*Task material*:
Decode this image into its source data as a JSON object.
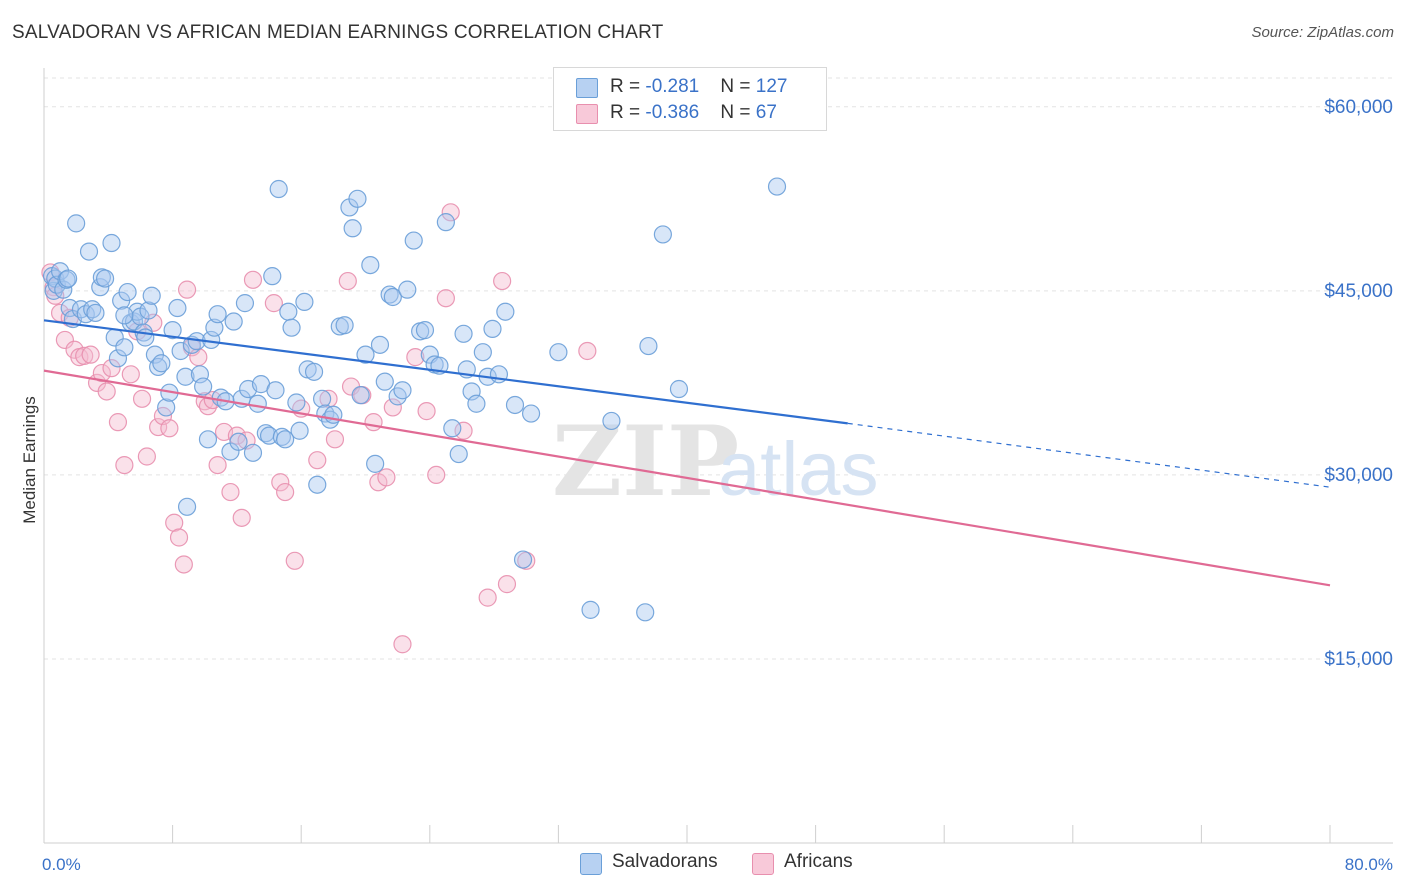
{
  "header": {
    "title": "SALVADORAN VS AFRICAN MEDIAN EARNINGS CORRELATION CHART",
    "source": "Source: ZipAtlas.com"
  },
  "legend": {
    "salvadorans": {
      "r_label": "R = ",
      "r_value": "-0.281",
      "n_label": "N = ",
      "n_value": "127"
    },
    "africans": {
      "r_label": "R = ",
      "r_value": "-0.386",
      "n_label": "N = ",
      "n_value": "67"
    }
  },
  "watermark": {
    "zip": "ZIP",
    "atlas": "atlas"
  },
  "bottom_legend": {
    "salvadorans": "Salvadorans",
    "africans": "Africans"
  },
  "colors": {
    "salvadoran_fill": "#a9c8f0",
    "salvadoran_stroke": "#6a9fd8",
    "salvadoran_line": "#2f6fd0",
    "african_fill": "#f5bcd0",
    "african_stroke": "#e88fae",
    "african_line": "#e06a94",
    "tick_label": "#3a72c8"
  },
  "chart_data": {
    "type": "scatter",
    "xlabel": "",
    "ylabel": "Median Earnings",
    "xlim": [
      0,
      80
    ],
    "ylim": [
      0,
      63000
    ],
    "x_tick_labels": {
      "min": "0.0%",
      "max": "80.0%"
    },
    "y_ticks": [
      {
        "value": 15000,
        "label": "$15,000"
      },
      {
        "value": 30000,
        "label": "$30,000"
      },
      {
        "value": 45000,
        "label": "$45,000"
      },
      {
        "value": 60000,
        "label": "$60,000"
      }
    ],
    "grid": true,
    "legend_position": "top-center",
    "series": [
      {
        "name": "Salvadorans",
        "trend": {
          "x0": 0,
          "y0": 42600,
          "x1": 50,
          "y1": 34200,
          "dashed_to_x": 80,
          "dashed_y": 29000
        },
        "points": [
          [
            0.5,
            46200
          ],
          [
            0.6,
            45000
          ],
          [
            0.7,
            46000
          ],
          [
            0.8,
            45500
          ],
          [
            1.0,
            46600
          ],
          [
            1.2,
            45100
          ],
          [
            1.4,
            45900
          ],
          [
            1.5,
            46000
          ],
          [
            1.6,
            43600
          ],
          [
            1.8,
            42700
          ],
          [
            2.0,
            50500
          ],
          [
            2.3,
            43500
          ],
          [
            2.6,
            43100
          ],
          [
            2.8,
            48200
          ],
          [
            3.0,
            43500
          ],
          [
            3.2,
            43200
          ],
          [
            3.5,
            45300
          ],
          [
            3.6,
            46100
          ],
          [
            3.8,
            46000
          ],
          [
            4.2,
            48900
          ],
          [
            4.4,
            41200
          ],
          [
            4.6,
            39500
          ],
          [
            4.8,
            44200
          ],
          [
            5.0,
            40400
          ],
          [
            5.2,
            44900
          ],
          [
            5.4,
            42400
          ],
          [
            5.6,
            42500
          ],
          [
            5.8,
            43300
          ],
          [
            6.0,
            42900
          ],
          [
            6.2,
            41600
          ],
          [
            6.3,
            41200
          ],
          [
            6.5,
            43400
          ],
          [
            6.7,
            44600
          ],
          [
            6.9,
            39800
          ],
          [
            7.1,
            38800
          ],
          [
            7.3,
            39100
          ],
          [
            7.6,
            35500
          ],
          [
            7.8,
            36700
          ],
          [
            8.0,
            41800
          ],
          [
            8.3,
            43600
          ],
          [
            8.5,
            40100
          ],
          [
            8.8,
            38000
          ],
          [
            8.9,
            27400
          ],
          [
            9.2,
            40600
          ],
          [
            9.5,
            40900
          ],
          [
            9.7,
            38200
          ],
          [
            9.9,
            37200
          ],
          [
            10.2,
            32900
          ],
          [
            10.4,
            41000
          ],
          [
            10.6,
            42000
          ],
          [
            10.8,
            43100
          ],
          [
            11.0,
            36300
          ],
          [
            11.3,
            36000
          ],
          [
            11.6,
            31900
          ],
          [
            11.8,
            42500
          ],
          [
            12.1,
            32700
          ],
          [
            12.3,
            36200
          ],
          [
            12.5,
            44000
          ],
          [
            12.7,
            37000
          ],
          [
            13.0,
            31800
          ],
          [
            13.3,
            35800
          ],
          [
            13.5,
            37400
          ],
          [
            13.8,
            33400
          ],
          [
            14.0,
            33200
          ],
          [
            14.2,
            46200
          ],
          [
            14.4,
            36900
          ],
          [
            14.6,
            53300
          ],
          [
            14.8,
            33100
          ],
          [
            15.0,
            32900
          ],
          [
            15.2,
            43300
          ],
          [
            15.4,
            42000
          ],
          [
            15.7,
            35900
          ],
          [
            15.9,
            33600
          ],
          [
            16.2,
            44100
          ],
          [
            16.4,
            38600
          ],
          [
            16.8,
            38400
          ],
          [
            17.0,
            29200
          ],
          [
            17.3,
            36200
          ],
          [
            17.5,
            35000
          ],
          [
            17.8,
            34500
          ],
          [
            18.0,
            34900
          ],
          [
            18.4,
            42100
          ],
          [
            18.7,
            42200
          ],
          [
            19.0,
            51800
          ],
          [
            19.2,
            50100
          ],
          [
            19.5,
            52500
          ],
          [
            19.7,
            36500
          ],
          [
            20.0,
            39800
          ],
          [
            20.3,
            47100
          ],
          [
            20.6,
            30900
          ],
          [
            20.9,
            40600
          ],
          [
            21.2,
            37600
          ],
          [
            21.5,
            44700
          ],
          [
            21.7,
            44500
          ],
          [
            22.0,
            36400
          ],
          [
            22.3,
            36900
          ],
          [
            22.6,
            45100
          ],
          [
            23.0,
            49100
          ],
          [
            23.4,
            41700
          ],
          [
            23.7,
            41800
          ],
          [
            24.0,
            39800
          ],
          [
            24.3,
            39000
          ],
          [
            24.6,
            38900
          ],
          [
            25.0,
            50600
          ],
          [
            25.4,
            33800
          ],
          [
            25.8,
            31700
          ],
          [
            26.1,
            41500
          ],
          [
            26.3,
            38600
          ],
          [
            26.6,
            36800
          ],
          [
            26.9,
            35800
          ],
          [
            27.3,
            40000
          ],
          [
            27.6,
            38000
          ],
          [
            27.9,
            41900
          ],
          [
            28.3,
            38200
          ],
          [
            28.7,
            43300
          ],
          [
            29.3,
            35700
          ],
          [
            29.8,
            23100
          ],
          [
            30.3,
            35000
          ],
          [
            32.0,
            40000
          ],
          [
            34.0,
            19000
          ],
          [
            35.3,
            34400
          ],
          [
            37.4,
            18800
          ],
          [
            37.6,
            40500
          ],
          [
            38.5,
            49600
          ],
          [
            39.5,
            37000
          ],
          [
            45.6,
            53500
          ],
          [
            5.0,
            43000
          ]
        ]
      },
      {
        "name": "Africans",
        "trend": {
          "x0": 0,
          "y0": 38500,
          "x1": 80,
          "y1": 21000
        },
        "points": [
          [
            0.4,
            46500
          ],
          [
            0.6,
            45300
          ],
          [
            0.7,
            44600
          ],
          [
            1.0,
            43200
          ],
          [
            1.3,
            41000
          ],
          [
            1.6,
            42800
          ],
          [
            1.9,
            40200
          ],
          [
            2.2,
            39600
          ],
          [
            2.5,
            39700
          ],
          [
            2.9,
            39800
          ],
          [
            3.3,
            37500
          ],
          [
            3.6,
            38300
          ],
          [
            3.9,
            36800
          ],
          [
            4.2,
            38700
          ],
          [
            4.6,
            34300
          ],
          [
            5.0,
            30800
          ],
          [
            5.4,
            38200
          ],
          [
            5.8,
            41700
          ],
          [
            6.1,
            36200
          ],
          [
            6.4,
            31500
          ],
          [
            6.8,
            42400
          ],
          [
            7.1,
            33900
          ],
          [
            7.4,
            34800
          ],
          [
            7.8,
            33800
          ],
          [
            8.1,
            26100
          ],
          [
            8.4,
            24900
          ],
          [
            8.7,
            22700
          ],
          [
            8.9,
            45100
          ],
          [
            9.2,
            40400
          ],
          [
            9.6,
            39600
          ],
          [
            10.0,
            36000
          ],
          [
            10.2,
            35600
          ],
          [
            10.5,
            36100
          ],
          [
            10.8,
            30800
          ],
          [
            11.2,
            33500
          ],
          [
            11.6,
            28600
          ],
          [
            12.0,
            33200
          ],
          [
            12.3,
            26500
          ],
          [
            12.6,
            32800
          ],
          [
            13.0,
            45900
          ],
          [
            14.3,
            44000
          ],
          [
            14.7,
            29400
          ],
          [
            15.0,
            28600
          ],
          [
            15.6,
            23000
          ],
          [
            16.0,
            35400
          ],
          [
            17.0,
            31200
          ],
          [
            17.7,
            36200
          ],
          [
            18.1,
            32900
          ],
          [
            18.9,
            45800
          ],
          [
            19.1,
            37200
          ],
          [
            19.8,
            36500
          ],
          [
            20.5,
            34300
          ],
          [
            20.8,
            29400
          ],
          [
            21.3,
            29800
          ],
          [
            21.7,
            35500
          ],
          [
            22.3,
            16200
          ],
          [
            23.1,
            39600
          ],
          [
            23.8,
            35200
          ],
          [
            24.4,
            30000
          ],
          [
            25.0,
            44400
          ],
          [
            25.3,
            51400
          ],
          [
            26.1,
            33600
          ],
          [
            27.6,
            20000
          ],
          [
            28.5,
            45800
          ],
          [
            28.8,
            21100
          ],
          [
            30.0,
            23000
          ],
          [
            33.8,
            40100
          ]
        ]
      }
    ]
  }
}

*What the exercise asks*: Report only the number of lines in the listing that contain the word "source".

*Correct answer*: 2